**Short task:**
Repeat each record exactly. Any picture gets left out.

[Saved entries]
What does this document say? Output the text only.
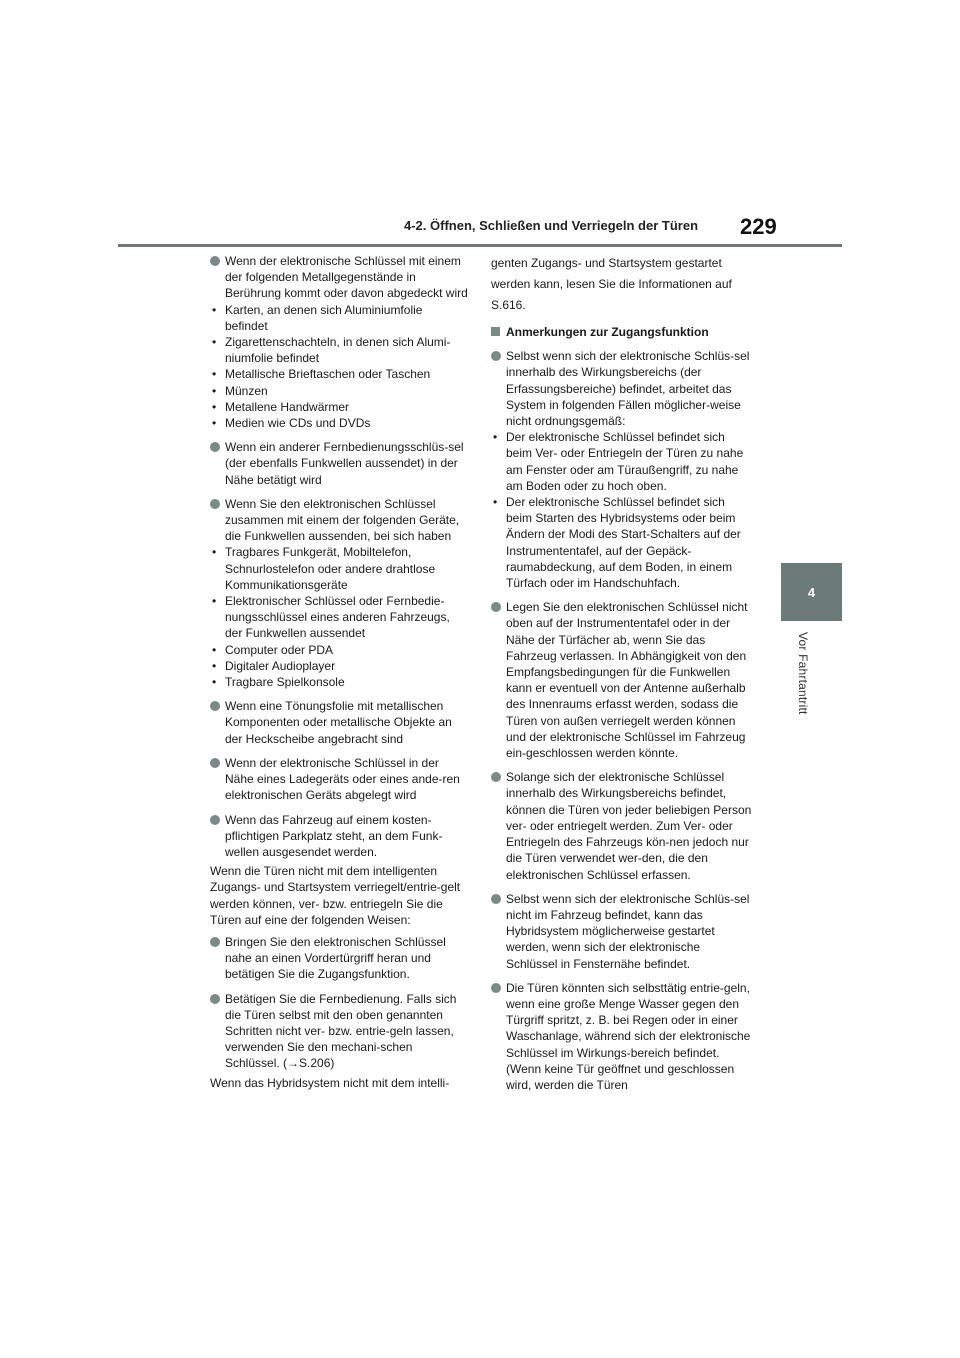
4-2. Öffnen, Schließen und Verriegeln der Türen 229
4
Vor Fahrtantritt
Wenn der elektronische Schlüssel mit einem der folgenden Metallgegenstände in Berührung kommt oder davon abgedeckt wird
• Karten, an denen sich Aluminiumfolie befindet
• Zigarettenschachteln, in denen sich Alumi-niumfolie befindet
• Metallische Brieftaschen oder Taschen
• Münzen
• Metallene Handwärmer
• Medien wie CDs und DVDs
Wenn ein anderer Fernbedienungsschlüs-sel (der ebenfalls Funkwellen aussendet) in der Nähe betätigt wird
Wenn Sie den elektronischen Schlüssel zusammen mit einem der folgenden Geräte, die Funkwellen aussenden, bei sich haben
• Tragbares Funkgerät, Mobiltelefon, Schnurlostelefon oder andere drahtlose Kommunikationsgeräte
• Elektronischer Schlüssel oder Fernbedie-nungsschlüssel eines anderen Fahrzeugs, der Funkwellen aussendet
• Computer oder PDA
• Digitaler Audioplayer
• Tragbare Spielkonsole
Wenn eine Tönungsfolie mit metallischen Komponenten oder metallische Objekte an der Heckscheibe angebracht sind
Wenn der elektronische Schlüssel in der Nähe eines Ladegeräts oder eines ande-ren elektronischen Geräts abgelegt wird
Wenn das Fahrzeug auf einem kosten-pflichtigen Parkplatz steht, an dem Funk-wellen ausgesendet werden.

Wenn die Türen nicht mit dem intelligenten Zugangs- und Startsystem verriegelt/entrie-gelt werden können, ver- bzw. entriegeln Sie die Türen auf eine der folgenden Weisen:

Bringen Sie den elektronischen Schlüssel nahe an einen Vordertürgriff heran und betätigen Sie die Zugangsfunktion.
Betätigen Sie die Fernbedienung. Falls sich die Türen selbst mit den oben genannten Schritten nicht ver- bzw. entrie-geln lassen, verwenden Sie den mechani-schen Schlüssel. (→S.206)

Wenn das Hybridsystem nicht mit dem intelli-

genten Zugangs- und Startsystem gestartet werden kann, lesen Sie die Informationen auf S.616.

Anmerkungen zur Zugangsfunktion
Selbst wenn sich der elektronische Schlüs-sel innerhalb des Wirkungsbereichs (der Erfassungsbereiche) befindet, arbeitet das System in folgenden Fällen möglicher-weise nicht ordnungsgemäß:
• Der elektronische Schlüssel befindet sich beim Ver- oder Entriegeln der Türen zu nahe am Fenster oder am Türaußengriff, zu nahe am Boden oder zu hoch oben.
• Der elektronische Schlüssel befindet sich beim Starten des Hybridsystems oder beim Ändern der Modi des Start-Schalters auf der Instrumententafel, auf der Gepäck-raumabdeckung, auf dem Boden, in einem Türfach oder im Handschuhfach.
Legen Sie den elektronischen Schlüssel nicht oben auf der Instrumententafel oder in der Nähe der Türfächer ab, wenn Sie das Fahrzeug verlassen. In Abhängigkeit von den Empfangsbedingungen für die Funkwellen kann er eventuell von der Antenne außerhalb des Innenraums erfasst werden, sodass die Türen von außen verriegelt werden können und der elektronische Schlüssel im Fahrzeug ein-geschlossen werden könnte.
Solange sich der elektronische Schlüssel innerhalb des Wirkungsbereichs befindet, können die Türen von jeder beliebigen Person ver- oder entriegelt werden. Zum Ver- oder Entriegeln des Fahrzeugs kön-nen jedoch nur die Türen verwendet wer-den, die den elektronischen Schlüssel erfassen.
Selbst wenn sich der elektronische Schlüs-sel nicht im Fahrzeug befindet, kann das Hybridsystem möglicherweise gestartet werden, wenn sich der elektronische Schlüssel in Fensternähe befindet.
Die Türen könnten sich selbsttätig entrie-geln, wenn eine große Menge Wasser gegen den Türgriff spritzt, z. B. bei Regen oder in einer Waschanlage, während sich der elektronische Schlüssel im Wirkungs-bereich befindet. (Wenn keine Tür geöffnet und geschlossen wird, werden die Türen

**Solution to this exercise:**
What does this document say? Output the text only.
4-2. Öffnen, Schließen und Verriegeln der Türen 229
4
Vor Fahrtantritt
Wenn der elektronische Schlüssel mit einem der folgenden Metallgegenstände in Berührung kommt oder davon abgedeckt wird
• Karten, an denen sich Aluminiumfolie befindet
• Zigarettenschachteln, in denen sich Alumi-niumfolie befindet
• Metallische Brieftaschen oder Taschen
• Münzen
• Metallene Handwärmer
• Medien wie CDs und DVDs
Wenn ein anderer Fernbedienungsschlüs-sel (der ebenfalls Funkwellen aussendet) in der Nähe betätigt wird
Wenn Sie den elektronischen Schlüssel zusammen mit einem der folgenden Geräte, die Funkwellen aussenden, bei sich haben
• Tragbares Funkgerät, Mobiltelefon, Schnurlostelefon oder andere drahtlose Kommunikationsgeräte
• Elektronischer Schlüssel oder Fernbedie-nungsschlüssel eines anderen Fahrzeugs, der Funkwellen aussendet
• Computer oder PDA
• Digitaler Audioplayer
• Tragbare Spielkonsole
Wenn eine Tönungsfolie mit metallischen Komponenten oder metallische Objekte an der Heckscheibe angebracht sind
Wenn der elektronische Schlüssel in der Nähe eines Ladegeräts oder eines ande-ren elektronischen Geräts abgelegt wird
Wenn das Fahrzeug auf einem kosten-pflichtigen Parkplatz steht, an dem Funk-wellen ausgesendet werden.

Wenn die Türen nicht mit dem intelligenten Zugangs- und Startsystem verriegelt/entrie-gelt werden können, ver- bzw. entriegeln Sie die Türen auf eine der folgenden Weisen:

Bringen Sie den elektronischen Schlüssel nahe an einen Vordertürgriff heran und betätigen Sie die Zugangsfunktion.
Betätigen Sie die Fernbedienung. Falls sich die Türen selbst mit den oben genannten Schritten nicht ver- bzw. entrie-geln lassen, verwenden Sie den mechani-schen Schlüssel. (→S.206)

Wenn das Hybridsystem nicht mit dem intelli-

genten Zugangs- und Startsystem gestartet werden kann, lesen Sie die Informationen auf S.616.

Anmerkungen zur Zugangsfunktion
Selbst wenn sich der elektronische Schlüs-sel innerhalb des Wirkungsbereichs (der Erfassungsbereiche) befindet, arbeitet das System in folgenden Fällen möglicher-weise nicht ordnungsgemäß:
• Der elektronische Schlüssel befindet sich beim Ver- oder Entriegeln der Türen zu nahe am Fenster oder am Türaußengriff, zu nahe am Boden oder zu hoch oben.
• Der elektronische Schlüssel befindet sich beim Starten des Hybridsystems oder beim Ändern der Modi des Start-Schalters auf der Instrumententafel, auf der Gepäck-raumabdeckung, auf dem Boden, in einem Türfach oder im Handschuhfach.
Legen Sie den elektronischen Schlüssel nicht oben auf der Instrumententafel oder in der Nähe der Türfächer ab, wenn Sie das Fahrzeug verlassen. In Abhängigkeit von den Empfangsbedingungen für die Funkwellen kann er eventuell von der Antenne außerhalb des Innenraums erfasst werden, sodass die Türen von außen verriegelt werden können und der elektronische Schlüssel im Fahrzeug ein-geschlossen werden könnte.
Solange sich der elektronische Schlüssel innerhalb des Wirkungsbereichs befindet, können die Türen von jeder beliebigen Person ver- oder entriegelt werden. Zum Ver- oder Entriegeln des Fahrzeugs kön-nen jedoch nur die Türen verwendet wer-den, die den elektronischen Schlüssel erfassen.
Selbst wenn sich der elektronische Schlüs-sel nicht im Fahrzeug befindet, kann das Hybridsystem möglicherweise gestartet werden, wenn sich der elektronische Schlüssel in Fensternähe befindet.
Die Türen könnten sich selbsttätig entrie-geln, wenn eine große Menge Wasser gegen den Türgriff spritzt, z. B. bei Regen oder in einer Waschanlage, während sich der elektronische Schlüssel im Wirkungs-bereich befindet. (Wenn keine Tür geöffnet und geschlossen wird, werden die Türen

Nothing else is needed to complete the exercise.